**INSTRUCTIONS FOR THE TASK**
Each line that follows is to be retyped exactly.

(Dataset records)
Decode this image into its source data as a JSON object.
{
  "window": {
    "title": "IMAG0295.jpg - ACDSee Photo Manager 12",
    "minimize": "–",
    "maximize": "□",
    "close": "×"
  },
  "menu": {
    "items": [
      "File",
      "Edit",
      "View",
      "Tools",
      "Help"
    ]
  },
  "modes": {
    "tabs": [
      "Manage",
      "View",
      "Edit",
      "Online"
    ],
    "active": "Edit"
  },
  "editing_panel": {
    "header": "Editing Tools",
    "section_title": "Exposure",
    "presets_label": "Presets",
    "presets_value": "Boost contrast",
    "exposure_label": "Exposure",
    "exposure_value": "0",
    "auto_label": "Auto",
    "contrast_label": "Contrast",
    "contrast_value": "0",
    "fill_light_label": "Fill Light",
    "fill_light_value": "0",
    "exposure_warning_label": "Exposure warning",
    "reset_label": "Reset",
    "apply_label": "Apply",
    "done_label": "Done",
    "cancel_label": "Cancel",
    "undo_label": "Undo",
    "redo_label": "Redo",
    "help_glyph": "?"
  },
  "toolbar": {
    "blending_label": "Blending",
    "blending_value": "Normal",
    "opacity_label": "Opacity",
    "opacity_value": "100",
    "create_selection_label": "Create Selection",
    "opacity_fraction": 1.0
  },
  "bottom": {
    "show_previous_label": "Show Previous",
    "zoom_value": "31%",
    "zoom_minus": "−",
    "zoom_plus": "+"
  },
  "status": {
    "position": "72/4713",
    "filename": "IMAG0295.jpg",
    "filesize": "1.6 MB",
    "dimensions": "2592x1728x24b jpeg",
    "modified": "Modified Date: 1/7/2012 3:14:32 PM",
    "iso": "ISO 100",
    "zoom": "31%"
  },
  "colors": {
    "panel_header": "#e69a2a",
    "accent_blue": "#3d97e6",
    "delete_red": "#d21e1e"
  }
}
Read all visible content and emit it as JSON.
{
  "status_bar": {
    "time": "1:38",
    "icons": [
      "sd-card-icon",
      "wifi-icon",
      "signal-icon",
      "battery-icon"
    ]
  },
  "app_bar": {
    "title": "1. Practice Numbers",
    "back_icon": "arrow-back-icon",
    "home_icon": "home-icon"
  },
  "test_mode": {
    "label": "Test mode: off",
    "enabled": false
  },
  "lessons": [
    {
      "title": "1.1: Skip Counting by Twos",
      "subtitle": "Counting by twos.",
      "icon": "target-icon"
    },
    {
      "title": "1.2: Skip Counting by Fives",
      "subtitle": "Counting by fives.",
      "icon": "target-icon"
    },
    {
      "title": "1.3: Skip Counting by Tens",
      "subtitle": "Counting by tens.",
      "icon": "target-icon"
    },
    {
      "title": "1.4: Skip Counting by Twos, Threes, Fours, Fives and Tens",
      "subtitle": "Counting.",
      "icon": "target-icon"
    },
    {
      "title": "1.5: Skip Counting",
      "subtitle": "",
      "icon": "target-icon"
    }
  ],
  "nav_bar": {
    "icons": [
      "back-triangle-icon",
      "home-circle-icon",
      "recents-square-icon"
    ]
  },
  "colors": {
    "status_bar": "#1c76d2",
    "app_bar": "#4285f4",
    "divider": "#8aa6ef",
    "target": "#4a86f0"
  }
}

**SOLUTION FOR THIS EXERCISE**
Decode this image into its source data as a JSON object.
{
  "window": {
    "title": "IMAG0295.jpg - ACDSee Photo Manager 12",
    "minimize": "–",
    "maximize": "□",
    "close": "×"
  },
  "menu": {
    "items": [
      "File",
      "Edit",
      "View",
      "Tools",
      "Help"
    ]
  },
  "modes": {
    "tabs": [
      "Manage",
      "View",
      "Edit",
      "Online"
    ],
    "active": "Edit"
  },
  "editing_panel": {
    "header": "Editing Tools",
    "section_title": "Exposure",
    "presets_label": "Presets",
    "presets_value": "Boost contrast",
    "exposure_label": "Exposure",
    "exposure_value": "0",
    "auto_label": "Auto",
    "contrast_label": "Contrast",
    "contrast_value": "0",
    "fill_light_label": "Fill Light",
    "fill_light_value": "0",
    "exposure_warning_label": "Exposure warning",
    "reset_label": "Reset",
    "apply_label": "Apply",
    "done_label": "Done",
    "cancel_label": "Cancel",
    "undo_label": "Undo",
    "redo_label": "Redo",
    "help_glyph": "?"
  },
  "toolbar": {
    "blending_label": "Blending",
    "blending_value": "Normal",
    "opacity_label": "Opacity",
    "opacity_value": "100",
    "create_selection_label": "Create Selection",
    "opacity_fraction": 1.0
  },
  "bottom": {
    "show_previous_label": "Show Previous",
    "zoom_value": "31%",
    "zoom_minus": "−",
    "zoom_plus": "+"
  },
  "status": {
    "position": "72/4713",
    "filename": "IMAG0295.jpg",
    "filesize": "1.6 MB",
    "dimensions": "2592x1728x24b jpeg",
    "modified": "Modified Date: 1/7/2012 3:14:32 PM",
    "iso": "ISO 100",
    "zoom": "31%"
  },
  "colors": {
    "panel_header": "#e69a2a",
    "accent_blue": "#3d97e6",
    "delete_red": "#d21e1e"
  }
}
Read all visible content and emit it as JSON.
{
  "status_bar": {
    "time": "1:38",
    "icons": [
      "sd-card-icon",
      "wifi-icon",
      "signal-icon",
      "battery-icon"
    ]
  },
  "app_bar": {
    "title": "1. Practice Numbers",
    "back_icon": "arrow-back-icon",
    "home_icon": "home-icon"
  },
  "test_mode": {
    "label": "Test mode: off",
    "enabled": false
  },
  "lessons": [
    {
      "title": "1.1: Skip Counting by Twos",
      "subtitle": "Counting by twos.",
      "icon": "target-icon"
    },
    {
      "title": "1.2: Skip Counting by Fives",
      "subtitle": "Counting by fives.",
      "icon": "target-icon"
    },
    {
      "title": "1.3: Skip Counting by Tens",
      "subtitle": "Counting by tens.",
      "icon": "target-icon"
    },
    {
      "title": "1.4: Skip Counting by Twos, Threes, Fours, Fives and Tens",
      "subtitle": "Counting.",
      "icon": "target-icon"
    },
    {
      "title": "1.5: Skip Counting",
      "subtitle": "",
      "icon": "target-icon"
    }
  ],
  "nav_bar": {
    "icons": [
      "back-triangle-icon",
      "home-circle-icon",
      "recents-square-icon"
    ]
  },
  "colors": {
    "status_bar": "#1c76d2",
    "app_bar": "#4285f4",
    "divider": "#8aa6ef",
    "target": "#4a86f0"
  }
}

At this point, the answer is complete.